Directions: Reproduce the following material word for word, keeping every line as it appears.

************

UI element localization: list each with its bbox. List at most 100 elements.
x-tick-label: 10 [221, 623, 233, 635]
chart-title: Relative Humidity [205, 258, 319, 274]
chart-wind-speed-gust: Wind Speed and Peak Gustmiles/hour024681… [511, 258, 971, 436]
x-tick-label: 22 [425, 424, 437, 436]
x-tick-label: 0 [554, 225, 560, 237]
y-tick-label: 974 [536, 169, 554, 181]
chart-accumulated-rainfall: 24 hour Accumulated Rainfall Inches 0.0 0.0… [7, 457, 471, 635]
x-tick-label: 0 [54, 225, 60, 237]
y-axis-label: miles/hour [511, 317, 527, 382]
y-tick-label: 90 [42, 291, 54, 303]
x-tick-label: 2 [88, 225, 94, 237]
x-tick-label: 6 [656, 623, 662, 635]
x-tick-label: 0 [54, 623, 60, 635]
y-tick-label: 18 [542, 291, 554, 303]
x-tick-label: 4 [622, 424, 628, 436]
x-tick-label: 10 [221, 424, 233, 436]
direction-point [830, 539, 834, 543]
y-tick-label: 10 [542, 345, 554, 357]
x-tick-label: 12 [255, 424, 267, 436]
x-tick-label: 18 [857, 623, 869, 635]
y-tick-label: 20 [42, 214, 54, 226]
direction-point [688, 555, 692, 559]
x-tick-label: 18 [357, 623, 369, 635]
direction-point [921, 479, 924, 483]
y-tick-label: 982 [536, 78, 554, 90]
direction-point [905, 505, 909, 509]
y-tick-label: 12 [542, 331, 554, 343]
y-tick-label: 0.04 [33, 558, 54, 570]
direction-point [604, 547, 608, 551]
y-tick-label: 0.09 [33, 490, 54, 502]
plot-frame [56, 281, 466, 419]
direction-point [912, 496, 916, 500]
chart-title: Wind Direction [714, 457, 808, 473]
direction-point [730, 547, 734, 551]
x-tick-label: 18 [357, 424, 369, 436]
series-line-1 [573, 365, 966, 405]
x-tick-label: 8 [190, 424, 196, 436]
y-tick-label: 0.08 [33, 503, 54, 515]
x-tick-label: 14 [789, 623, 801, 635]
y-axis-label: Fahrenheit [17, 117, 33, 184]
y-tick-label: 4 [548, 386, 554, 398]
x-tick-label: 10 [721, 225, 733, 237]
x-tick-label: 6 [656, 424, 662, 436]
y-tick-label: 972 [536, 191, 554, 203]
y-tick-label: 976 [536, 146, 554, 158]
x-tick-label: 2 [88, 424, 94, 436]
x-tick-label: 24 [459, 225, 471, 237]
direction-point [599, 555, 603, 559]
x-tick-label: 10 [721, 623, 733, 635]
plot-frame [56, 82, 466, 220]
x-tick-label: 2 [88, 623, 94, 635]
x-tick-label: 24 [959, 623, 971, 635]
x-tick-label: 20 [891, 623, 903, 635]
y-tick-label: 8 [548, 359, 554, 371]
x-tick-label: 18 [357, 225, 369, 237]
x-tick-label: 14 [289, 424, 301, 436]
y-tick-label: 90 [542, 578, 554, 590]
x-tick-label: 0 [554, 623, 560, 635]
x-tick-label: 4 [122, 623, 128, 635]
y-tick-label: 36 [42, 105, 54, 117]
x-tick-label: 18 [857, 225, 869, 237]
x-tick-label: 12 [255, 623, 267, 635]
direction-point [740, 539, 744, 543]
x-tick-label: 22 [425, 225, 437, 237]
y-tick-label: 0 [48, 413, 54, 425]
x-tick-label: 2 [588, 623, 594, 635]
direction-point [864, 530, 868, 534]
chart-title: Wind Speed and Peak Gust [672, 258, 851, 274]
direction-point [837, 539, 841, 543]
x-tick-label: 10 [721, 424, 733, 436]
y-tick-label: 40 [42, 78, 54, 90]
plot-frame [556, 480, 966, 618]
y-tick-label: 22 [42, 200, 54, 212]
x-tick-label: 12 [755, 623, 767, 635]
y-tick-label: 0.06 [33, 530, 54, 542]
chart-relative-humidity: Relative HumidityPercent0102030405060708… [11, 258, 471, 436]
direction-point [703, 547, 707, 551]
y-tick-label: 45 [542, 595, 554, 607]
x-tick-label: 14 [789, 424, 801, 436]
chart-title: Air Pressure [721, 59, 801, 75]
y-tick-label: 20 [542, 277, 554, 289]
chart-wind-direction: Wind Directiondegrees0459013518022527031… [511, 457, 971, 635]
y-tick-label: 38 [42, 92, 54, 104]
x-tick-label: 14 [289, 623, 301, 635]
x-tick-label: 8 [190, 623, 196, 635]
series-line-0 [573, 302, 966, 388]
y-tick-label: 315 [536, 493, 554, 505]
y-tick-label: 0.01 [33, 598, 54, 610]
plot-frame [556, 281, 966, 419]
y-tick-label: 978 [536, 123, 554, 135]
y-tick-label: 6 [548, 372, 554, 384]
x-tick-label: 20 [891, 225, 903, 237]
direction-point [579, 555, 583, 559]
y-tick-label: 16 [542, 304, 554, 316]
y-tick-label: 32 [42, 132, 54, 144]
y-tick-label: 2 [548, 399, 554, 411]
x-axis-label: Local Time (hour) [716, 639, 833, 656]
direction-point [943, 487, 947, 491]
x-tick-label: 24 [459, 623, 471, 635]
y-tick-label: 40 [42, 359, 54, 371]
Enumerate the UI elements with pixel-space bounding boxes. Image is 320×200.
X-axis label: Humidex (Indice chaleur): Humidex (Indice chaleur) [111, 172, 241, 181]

************

Solution to this problem:
UI element localization: list each with its bbox. List at most 100 elements.
x-tick-label: 10 [221, 623, 233, 635]
chart-title: Relative Humidity [205, 258, 319, 274]
chart-wind-speed-gust: Wind Speed and Peak Gustmiles/hour024681… [511, 258, 971, 436]
x-tick-label: 22 [425, 424, 437, 436]
x-tick-label: 0 [554, 225, 560, 237]
y-tick-label: 974 [536, 169, 554, 181]
chart-accumulated-rainfall: 24 hour Accumulated Rainfall Inches 0.0 0.0… [7, 457, 471, 635]
x-tick-label: 0 [54, 225, 60, 237]
y-axis-label: miles/hour [511, 317, 527, 382]
y-tick-label: 90 [42, 291, 54, 303]
x-tick-label: 2 [88, 225, 94, 237]
x-tick-label: 6 [656, 623, 662, 635]
x-tick-label: 0 [54, 623, 60, 635]
y-tick-label: 18 [542, 291, 554, 303]
x-tick-label: 4 [622, 424, 628, 436]
x-tick-label: 10 [221, 424, 233, 436]
direction-point [830, 539, 834, 543]
y-tick-label: 10 [542, 345, 554, 357]
x-tick-label: 12 [255, 424, 267, 436]
x-tick-label: 18 [857, 623, 869, 635]
y-tick-label: 20 [42, 214, 54, 226]
direction-point [688, 555, 692, 559]
x-tick-label: 18 [357, 623, 369, 635]
direction-point [921, 479, 924, 483]
y-tick-label: 982 [536, 78, 554, 90]
direction-point [905, 505, 909, 509]
y-tick-label: 12 [542, 331, 554, 343]
y-tick-label: 0.04 [33, 558, 54, 570]
direction-point [604, 547, 608, 551]
y-tick-label: 0.09 [33, 490, 54, 502]
plot-frame [56, 281, 466, 419]
direction-point [912, 496, 916, 500]
chart-title: Wind Direction [714, 457, 808, 473]
direction-point [730, 547, 734, 551]
x-tick-label: 18 [357, 424, 369, 436]
series-line-1 [573, 365, 966, 405]
x-tick-label: 8 [190, 424, 196, 436]
y-tick-label: 0.08 [33, 503, 54, 515]
x-tick-label: 14 [789, 623, 801, 635]
y-axis-label: Fahrenheit [17, 117, 33, 184]
y-tick-label: 4 [548, 386, 554, 398]
x-tick-label: 10 [721, 225, 733, 237]
x-tick-label: 6 [656, 424, 662, 436]
y-tick-label: 972 [536, 191, 554, 203]
y-tick-label: 976 [536, 146, 554, 158]
x-tick-label: 2 [88, 424, 94, 436]
x-tick-label: 24 [459, 225, 471, 237]
direction-point [599, 555, 603, 559]
x-tick-label: 10 [721, 623, 733, 635]
plot-frame [56, 82, 466, 220]
x-tick-label: 2 [88, 623, 94, 635]
x-tick-label: 24 [959, 623, 971, 635]
x-tick-label: 20 [891, 623, 903, 635]
y-tick-label: 8 [548, 359, 554, 371]
x-tick-label: 18 [357, 225, 369, 237]
x-tick-label: 14 [289, 424, 301, 436]
y-tick-label: 90 [542, 578, 554, 590]
x-tick-label: 0 [554, 623, 560, 635]
x-tick-label: 4 [122, 623, 128, 635]
y-tick-label: 36 [42, 105, 54, 117]
x-tick-label: 18 [857, 225, 869, 237]
x-tick-label: 12 [255, 623, 267, 635]
direction-point [740, 539, 744, 543]
x-tick-label: 22 [425, 225, 437, 237]
y-tick-label: 0 [48, 413, 54, 425]
x-tick-label: 2 [588, 623, 594, 635]
direction-point [864, 530, 868, 534]
chart-title: Wind Speed and Peak Gust [672, 258, 851, 274]
direction-point [837, 539, 841, 543]
x-tick-label: 10 [721, 424, 733, 436]
y-tick-label: 40 [42, 78, 54, 90]
plot-frame [556, 480, 966, 618]
y-tick-label: 22 [42, 200, 54, 212]
x-tick-label: 12 [755, 623, 767, 635]
y-tick-label: 0.06 [33, 530, 54, 542]
chart-relative-humidity: Relative HumidityPercent0102030405060708… [11, 258, 471, 436]
direction-point [703, 547, 707, 551]
y-tick-label: 45 [542, 595, 554, 607]
x-tick-label: 14 [789, 424, 801, 436]
chart-title: Air Pressure [721, 59, 801, 75]
y-tick-label: 20 [542, 277, 554, 289]
chart-wind-direction: Wind Directiondegrees0459013518022527031… [511, 457, 971, 635]
y-tick-label: 38 [42, 92, 54, 104]
x-tick-label: 14 [289, 623, 301, 635]
x-tick-label: 8 [190, 623, 196, 635]
series-line-0 [573, 302, 966, 388]
y-tick-label: 315 [536, 493, 554, 505]
y-tick-label: 0.01 [33, 598, 54, 610]
plot-frame [556, 281, 966, 419]
y-tick-label: 978 [536, 123, 554, 135]
y-tick-label: 6 [548, 372, 554, 384]
x-tick-label: 20 [891, 225, 903, 237]
direction-point [579, 555, 583, 559]
y-tick-label: 16 [542, 304, 554, 316]
y-tick-label: 32 [42, 132, 54, 144]
y-tick-label: 2 [548, 399, 554, 411]
x-axis-label: Local Time (hour) [716, 639, 833, 656]
direction-point [943, 487, 947, 491]
x-tick-label: 24 [459, 623, 471, 635]
y-tick-label: 40 [42, 359, 54, 371]
Enumerate the UI elements with pixel-space bounding boxes. Image is 320×200.
X-axis label: Humidex (Indice chaleur): Humidex (Indice chaleur) [111, 172, 241, 181]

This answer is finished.